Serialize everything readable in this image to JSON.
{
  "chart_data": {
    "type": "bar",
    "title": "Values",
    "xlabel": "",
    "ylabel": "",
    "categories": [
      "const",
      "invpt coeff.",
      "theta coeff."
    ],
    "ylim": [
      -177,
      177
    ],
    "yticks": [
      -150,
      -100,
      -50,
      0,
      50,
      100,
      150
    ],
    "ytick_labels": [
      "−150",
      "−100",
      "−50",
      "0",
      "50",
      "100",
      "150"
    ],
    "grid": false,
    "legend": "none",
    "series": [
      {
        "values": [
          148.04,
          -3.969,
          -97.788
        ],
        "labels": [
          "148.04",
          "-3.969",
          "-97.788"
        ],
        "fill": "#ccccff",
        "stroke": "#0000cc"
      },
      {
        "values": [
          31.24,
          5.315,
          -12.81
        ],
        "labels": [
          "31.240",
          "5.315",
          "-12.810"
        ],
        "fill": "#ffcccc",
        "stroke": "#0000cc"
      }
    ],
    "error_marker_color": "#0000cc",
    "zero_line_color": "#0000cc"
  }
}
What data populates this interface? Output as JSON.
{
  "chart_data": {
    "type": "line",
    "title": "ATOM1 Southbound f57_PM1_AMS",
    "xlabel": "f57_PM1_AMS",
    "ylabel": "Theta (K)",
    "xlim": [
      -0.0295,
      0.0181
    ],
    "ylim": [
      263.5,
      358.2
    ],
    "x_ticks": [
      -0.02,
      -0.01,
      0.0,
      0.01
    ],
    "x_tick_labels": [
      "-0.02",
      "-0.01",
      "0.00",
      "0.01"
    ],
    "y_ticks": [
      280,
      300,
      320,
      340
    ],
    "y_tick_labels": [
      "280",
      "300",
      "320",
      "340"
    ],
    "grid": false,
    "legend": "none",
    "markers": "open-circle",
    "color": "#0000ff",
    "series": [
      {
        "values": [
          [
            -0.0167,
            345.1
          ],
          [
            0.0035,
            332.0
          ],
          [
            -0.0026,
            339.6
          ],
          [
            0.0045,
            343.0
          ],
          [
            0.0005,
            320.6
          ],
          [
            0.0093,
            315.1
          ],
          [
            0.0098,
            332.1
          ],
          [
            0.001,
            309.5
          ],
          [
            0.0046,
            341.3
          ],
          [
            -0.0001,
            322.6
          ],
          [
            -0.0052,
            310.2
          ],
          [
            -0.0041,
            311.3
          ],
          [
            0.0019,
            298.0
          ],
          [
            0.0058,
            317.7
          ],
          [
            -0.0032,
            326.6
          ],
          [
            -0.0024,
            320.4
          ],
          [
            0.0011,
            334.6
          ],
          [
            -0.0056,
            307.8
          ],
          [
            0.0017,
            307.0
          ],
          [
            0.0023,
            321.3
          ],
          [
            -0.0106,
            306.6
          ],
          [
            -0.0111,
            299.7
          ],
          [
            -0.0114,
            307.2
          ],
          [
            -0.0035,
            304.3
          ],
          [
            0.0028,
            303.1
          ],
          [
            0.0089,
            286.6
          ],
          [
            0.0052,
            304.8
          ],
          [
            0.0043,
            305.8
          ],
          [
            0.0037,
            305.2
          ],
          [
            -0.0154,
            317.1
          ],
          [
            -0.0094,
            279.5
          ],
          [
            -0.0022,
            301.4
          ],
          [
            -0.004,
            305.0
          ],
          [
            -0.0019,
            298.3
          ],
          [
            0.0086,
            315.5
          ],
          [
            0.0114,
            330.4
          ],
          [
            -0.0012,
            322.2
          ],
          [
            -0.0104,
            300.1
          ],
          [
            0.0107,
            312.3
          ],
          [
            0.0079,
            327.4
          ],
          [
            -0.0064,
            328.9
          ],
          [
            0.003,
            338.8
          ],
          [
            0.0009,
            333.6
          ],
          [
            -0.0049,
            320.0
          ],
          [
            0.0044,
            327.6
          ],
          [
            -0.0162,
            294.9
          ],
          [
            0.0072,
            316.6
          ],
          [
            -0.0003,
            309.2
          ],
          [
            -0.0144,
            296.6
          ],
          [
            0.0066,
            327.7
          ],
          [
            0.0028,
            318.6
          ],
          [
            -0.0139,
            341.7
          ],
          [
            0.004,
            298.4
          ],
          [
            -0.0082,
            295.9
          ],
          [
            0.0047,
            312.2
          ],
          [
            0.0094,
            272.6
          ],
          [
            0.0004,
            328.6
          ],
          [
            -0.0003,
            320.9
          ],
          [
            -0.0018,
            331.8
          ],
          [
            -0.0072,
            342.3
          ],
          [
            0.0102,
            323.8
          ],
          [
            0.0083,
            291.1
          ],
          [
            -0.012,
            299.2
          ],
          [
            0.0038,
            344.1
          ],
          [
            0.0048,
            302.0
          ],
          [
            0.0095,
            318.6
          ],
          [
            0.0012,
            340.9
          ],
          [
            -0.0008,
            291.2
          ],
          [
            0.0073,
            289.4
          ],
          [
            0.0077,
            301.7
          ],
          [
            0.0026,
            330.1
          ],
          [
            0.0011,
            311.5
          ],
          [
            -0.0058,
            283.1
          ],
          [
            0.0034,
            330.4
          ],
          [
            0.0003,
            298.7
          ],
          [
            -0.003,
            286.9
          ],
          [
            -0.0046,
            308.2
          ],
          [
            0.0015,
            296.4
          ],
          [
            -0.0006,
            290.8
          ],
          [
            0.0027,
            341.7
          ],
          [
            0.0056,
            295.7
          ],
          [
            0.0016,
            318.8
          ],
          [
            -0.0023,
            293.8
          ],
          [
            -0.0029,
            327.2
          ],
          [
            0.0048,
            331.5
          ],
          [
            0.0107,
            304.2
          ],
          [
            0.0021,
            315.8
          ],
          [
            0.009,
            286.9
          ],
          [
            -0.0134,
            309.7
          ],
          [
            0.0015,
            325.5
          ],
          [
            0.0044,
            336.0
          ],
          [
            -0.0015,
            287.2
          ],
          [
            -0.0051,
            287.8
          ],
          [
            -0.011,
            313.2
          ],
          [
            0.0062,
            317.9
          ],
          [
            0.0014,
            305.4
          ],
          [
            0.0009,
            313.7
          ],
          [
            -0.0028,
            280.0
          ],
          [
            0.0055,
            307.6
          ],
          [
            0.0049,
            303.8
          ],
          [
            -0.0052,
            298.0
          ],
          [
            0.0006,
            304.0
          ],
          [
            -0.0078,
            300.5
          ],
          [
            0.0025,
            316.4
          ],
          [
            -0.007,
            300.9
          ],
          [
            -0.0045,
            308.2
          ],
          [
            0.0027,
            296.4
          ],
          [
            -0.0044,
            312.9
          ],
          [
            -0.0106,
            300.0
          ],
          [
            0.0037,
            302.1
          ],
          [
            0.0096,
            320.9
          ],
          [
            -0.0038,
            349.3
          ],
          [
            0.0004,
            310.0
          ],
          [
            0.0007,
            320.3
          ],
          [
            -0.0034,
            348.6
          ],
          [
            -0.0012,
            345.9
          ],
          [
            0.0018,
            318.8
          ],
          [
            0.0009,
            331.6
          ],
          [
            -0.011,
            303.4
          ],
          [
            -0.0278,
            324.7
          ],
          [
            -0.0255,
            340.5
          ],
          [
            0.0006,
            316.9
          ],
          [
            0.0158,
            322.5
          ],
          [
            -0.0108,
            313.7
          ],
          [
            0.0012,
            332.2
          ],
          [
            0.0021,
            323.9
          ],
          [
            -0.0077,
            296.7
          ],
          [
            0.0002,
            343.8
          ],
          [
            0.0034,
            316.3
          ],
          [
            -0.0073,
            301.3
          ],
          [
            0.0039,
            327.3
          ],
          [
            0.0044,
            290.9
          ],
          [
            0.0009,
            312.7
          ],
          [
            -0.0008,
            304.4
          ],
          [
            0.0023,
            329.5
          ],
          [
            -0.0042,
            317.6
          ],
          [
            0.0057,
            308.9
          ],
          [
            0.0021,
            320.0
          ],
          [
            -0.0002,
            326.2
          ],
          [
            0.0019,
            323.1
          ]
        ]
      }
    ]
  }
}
────────────────────────────────────────
The lines to collect are those holding the string "this"; copy them all.

# Completed task
Serialize everything readable in this image to JSON.
What data populates this interface? Output as JSON.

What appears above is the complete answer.